[Region annotation records]

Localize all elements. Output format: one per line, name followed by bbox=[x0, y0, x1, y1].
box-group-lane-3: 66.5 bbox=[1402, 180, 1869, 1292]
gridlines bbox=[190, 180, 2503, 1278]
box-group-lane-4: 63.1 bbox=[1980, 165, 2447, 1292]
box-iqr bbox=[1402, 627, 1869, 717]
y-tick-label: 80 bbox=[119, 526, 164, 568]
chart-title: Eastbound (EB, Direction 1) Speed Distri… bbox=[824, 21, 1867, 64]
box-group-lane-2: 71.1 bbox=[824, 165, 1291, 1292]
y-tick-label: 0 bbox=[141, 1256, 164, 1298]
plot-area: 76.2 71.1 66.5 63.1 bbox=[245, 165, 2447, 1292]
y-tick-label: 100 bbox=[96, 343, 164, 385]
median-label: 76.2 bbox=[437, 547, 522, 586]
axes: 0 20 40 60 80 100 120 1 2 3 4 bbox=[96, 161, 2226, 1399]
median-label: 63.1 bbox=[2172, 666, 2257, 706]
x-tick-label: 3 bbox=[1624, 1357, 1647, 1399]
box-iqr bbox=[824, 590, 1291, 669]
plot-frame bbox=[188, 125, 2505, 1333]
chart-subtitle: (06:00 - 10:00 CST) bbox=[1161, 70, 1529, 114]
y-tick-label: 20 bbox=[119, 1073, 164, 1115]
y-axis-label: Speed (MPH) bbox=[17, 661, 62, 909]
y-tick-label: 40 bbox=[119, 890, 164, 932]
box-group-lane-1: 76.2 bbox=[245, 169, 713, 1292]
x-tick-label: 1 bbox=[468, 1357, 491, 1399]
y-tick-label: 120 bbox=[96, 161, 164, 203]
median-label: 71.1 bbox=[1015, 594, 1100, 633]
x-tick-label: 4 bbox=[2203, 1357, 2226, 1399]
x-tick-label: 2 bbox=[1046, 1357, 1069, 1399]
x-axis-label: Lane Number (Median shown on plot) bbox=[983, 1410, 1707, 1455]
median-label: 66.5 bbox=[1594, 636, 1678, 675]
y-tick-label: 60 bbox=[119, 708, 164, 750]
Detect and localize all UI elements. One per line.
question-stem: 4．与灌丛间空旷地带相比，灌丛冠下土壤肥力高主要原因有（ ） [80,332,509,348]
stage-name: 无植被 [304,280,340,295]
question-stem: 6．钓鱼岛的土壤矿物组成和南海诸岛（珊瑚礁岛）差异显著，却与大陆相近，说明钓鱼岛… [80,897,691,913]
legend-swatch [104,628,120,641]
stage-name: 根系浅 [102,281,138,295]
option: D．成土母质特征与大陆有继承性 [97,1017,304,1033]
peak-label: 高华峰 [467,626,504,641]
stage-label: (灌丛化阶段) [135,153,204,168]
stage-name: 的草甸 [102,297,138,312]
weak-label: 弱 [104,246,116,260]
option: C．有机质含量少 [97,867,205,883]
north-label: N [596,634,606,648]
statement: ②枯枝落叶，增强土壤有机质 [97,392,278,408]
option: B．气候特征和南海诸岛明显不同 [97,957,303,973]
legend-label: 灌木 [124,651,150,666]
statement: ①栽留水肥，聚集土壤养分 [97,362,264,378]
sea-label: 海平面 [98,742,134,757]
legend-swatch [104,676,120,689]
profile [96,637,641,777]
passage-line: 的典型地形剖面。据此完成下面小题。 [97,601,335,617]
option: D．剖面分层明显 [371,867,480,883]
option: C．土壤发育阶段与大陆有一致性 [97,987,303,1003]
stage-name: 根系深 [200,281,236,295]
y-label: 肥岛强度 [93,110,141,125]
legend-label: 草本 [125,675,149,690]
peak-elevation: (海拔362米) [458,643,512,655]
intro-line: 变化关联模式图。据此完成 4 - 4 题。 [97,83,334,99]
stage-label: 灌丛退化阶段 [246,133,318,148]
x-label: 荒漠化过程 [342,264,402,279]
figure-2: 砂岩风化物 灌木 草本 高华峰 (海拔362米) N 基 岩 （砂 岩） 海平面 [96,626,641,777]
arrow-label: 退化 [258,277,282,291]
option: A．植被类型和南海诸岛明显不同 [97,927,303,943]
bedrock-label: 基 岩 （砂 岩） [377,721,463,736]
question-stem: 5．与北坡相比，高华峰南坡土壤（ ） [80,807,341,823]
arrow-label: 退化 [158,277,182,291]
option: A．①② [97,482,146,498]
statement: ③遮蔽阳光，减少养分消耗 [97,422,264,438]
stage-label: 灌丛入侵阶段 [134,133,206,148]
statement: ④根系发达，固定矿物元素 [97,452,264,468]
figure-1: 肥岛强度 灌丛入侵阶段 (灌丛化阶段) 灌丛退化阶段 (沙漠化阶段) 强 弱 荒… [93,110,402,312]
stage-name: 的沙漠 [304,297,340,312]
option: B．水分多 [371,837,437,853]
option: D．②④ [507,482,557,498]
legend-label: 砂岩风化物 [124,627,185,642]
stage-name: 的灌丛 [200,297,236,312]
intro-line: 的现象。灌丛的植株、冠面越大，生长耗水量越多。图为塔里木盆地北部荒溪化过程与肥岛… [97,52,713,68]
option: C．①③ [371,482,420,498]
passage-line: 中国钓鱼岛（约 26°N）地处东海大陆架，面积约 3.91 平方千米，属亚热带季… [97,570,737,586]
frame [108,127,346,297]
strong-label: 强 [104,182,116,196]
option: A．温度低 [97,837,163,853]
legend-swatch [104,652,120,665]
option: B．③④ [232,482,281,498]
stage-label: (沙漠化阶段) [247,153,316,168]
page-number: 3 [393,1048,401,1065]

__EXERCISE INSTRUCTIONS__. Return every line of the material above as a JSON list of strings, one string per line, omitting any blank lines.

__RESULT OF THIS EXERCISE__.
[
  "Localize all elements. Output format: one per line, name followed by bbox=[x0, y0, x1, y1].",
  "box-group-lane-3: 66.5 bbox=[1402, 180, 1869, 1292]",
  "gridlines bbox=[190, 180, 2503, 1278]",
  "box-group-lane-4: 63.1 bbox=[1980, 165, 2447, 1292]",
  "box-iqr bbox=[1402, 627, 1869, 717]",
  "y-tick-label: 80 bbox=[119, 526, 164, 568]",
  "chart-title: Eastbound (EB, Direction 1) Speed Distri… bbox=[824, 21, 1867, 64]",
  "box-group-lane-2: 71.1 bbox=[824, 165, 1291, 1292]",
  "y-tick-label: 0 bbox=[141, 1256, 164, 1298]",
  "plot-area: 76.2 71.1 66.5 63.1 bbox=[245, 165, 2447, 1292]",
  "y-tick-label: 100 bbox=[96, 343, 164, 385]",
  "median-label: 76.2 bbox=[437, 547, 522, 586]",
  "axes: 0 20 40 60 80 100 120 1 2 3 4 bbox=[96, 161, 2226, 1399]",
  "median-label: 63.1 bbox=[2172, 666, 2257, 706]",
  "x-tick-label: 3 bbox=[1624, 1357, 1647, 1399]",
  "box-iqr bbox=[824, 590, 1291, 669]",
  "plot-frame bbox=[188, 125, 2505, 1333]",
  "chart-subtitle: (06:00 - 10:00 CST) bbox=[1161, 70, 1529, 114]",
  "y-tick-label: 20 bbox=[119, 1073, 164, 1115]",
  "y-axis-label: Speed (MPH) bbox=[17, 661, 62, 909]",
  "y-tick-label: 40 bbox=[119, 890, 164, 932]",
  "box-group-lane-1: 76.2 bbox=[245, 169, 713, 1292]",
  "x-tick-label: 1 bbox=[468, 1357, 491, 1399]",
  "y-tick-label: 120 bbox=[96, 161, 164, 203]",
  "median-label: 71.1 bbox=[1015, 594, 1100, 633]",
  "x-tick-label: 4 bbox=[2203, 1357, 2226, 1399]",
  "x-tick-label: 2 bbox=[1046, 1357, 1069, 1399]",
  "x-axis-label: Lane Number (Median shown on plot) bbox=[983, 1410, 1707, 1455]",
  "median-label: 66.5 bbox=[1594, 636, 1678, 675]",
  "y-tick-label: 60 bbox=[119, 708, 164, 750]",
  "Detect and localize all UI elements. One per line.",
  "question-stem: 4．与灌丛间空旷地带相比，灌丛冠下土壤肥力高主要原因有（ ） [80,332,509,348]",
  "stage-name: 无植被 [304,280,340,295]",
  "question-stem: 6．钓鱼岛的土壤矿物组成和南海诸岛（珊瑚礁岛）差异显著，却与大陆相近，说明钓鱼岛… [80,897,691,913]",
  "legend-swatch [104,628,120,641]",
  "stage-name: 根系浅 [102,281,138,295]",
  "option: D．成土母质特征与大陆有继承性 [97,1017,304,1033]",
  "peak-label: 高华峰 [467,626,504,641]",
  "stage-label: (灌丛化阶段) [135,153,204,168]",
  "stage-name: 的草甸 [102,297,138,312]",
  "weak-label: 弱 [104,246,116,260]",
  "option: C．有机质含量少 [97,867,205,883]",
  "north-label: N [596,634,606,648]",
  "statement: ②枯枝落叶，增强土壤有机质 [97,392,278,408]",
  "option: B．气候特征和南海诸岛明显不同 [97,957,303,973]",
  "legend-label: 灌木 [124,651,150,666]",
  "statement: ①栽留水肥，聚集土壤养分 [97,362,264,378]",
  "sea-label: 海平面 [98,742,134,757]",
  "legend-swatch [104,676,120,689]",
  "profile [96,637,641,777]",
  "passage-line: 的典型地形剖面。据此完成下面小题。 [97,601,335,617]",
  "option: D．剖面分层明显 [371,867,480,883]",
  "option: C．土壤发育阶段与大陆有一致性 [97,987,303,1003]",
  "stage-name: 根系深 [200,281,236,295]",
  "y-label: 肥岛强度 [93,110,141,125]",
  "legend-label: 草本 [125,675,149,690]",
  "peak-elevation: (海拔362米) [458,643,512,655]",
  "intro-line: 变化关联模式图。据此完成 4 - 4 题。 [97,83,334,99]",
  "stage-label: 灌丛退化阶段 [246,133,318,148]",
  "x-label: 荒漠化过程 [342,264,402,279]",
  "figure-2: 砂岩风化物 灌木 草本 高华峰 (海拔362米) N 基 岩 （砂 岩） 海平面 [96,626,641,777]",
  "arrow-label: 退化 [258,277,282,291]",
  "option: A．植被类型和南海诸岛明显不同 [97,927,303,943]",
  "bedrock-label: 基 岩 （砂 岩） [377,721,463,736]",
  "question-stem: 5．与北坡相比，高华峰南坡土壤（ ） [80,807,341,823]",
  "arrow-label: 退化 [158,277,182,291]",
  "option: A．①② [97,482,146,498]",
  "statement: ③遮蔽阳光，减少养分消耗 [97,422,264,438]",
  "stage-label: 灌丛入侵阶段 [134,133,206,148]",
  "statement: ④根系发达，固定矿物元素 [97,452,264,468]",
  "figure-1: 肥岛强度 灌丛入侵阶段 (灌丛化阶段) 灌丛退化阶段 (沙漠化阶段) 强 弱 荒… [93,110,402,312]",
  "stage-name: 的沙漠 [304,297,340,312]",
  "option: B．水分多 [371,837,437,853]",
  "option: D．②④ [507,482,557,498]",
  "legend-label: 砂岩风化物 [124,627,185,642]",
  "stage-name: 的灌丛 [200,297,236,312]",
  "intro-line: 的现象。灌丛的植株、冠面越大，生长耗水量越多。图为塔里木盆地北部荒溪化过程与肥岛… [97,52,713,68]",
  "option: C．①③ [371,482,420,498]",
  "passage-line: 中国钓鱼岛（约 26°N）地处东海大陆架，面积约 3.91 平方千米，属亚热带季… [97,570,737,586]",
  "frame [108,127,346,297]",
  "strong-label: 强 [104,182,116,196]",
  "option: A．温度低 [97,837,163,853]",
  "legend-swatch [104,652,120,665]",
  "option: B．③④ [232,482,281,498]",
  "stage-label: (沙漠化阶段) [247,153,316,168]",
  "page-number: 3 [393,1048,401,1065]"
]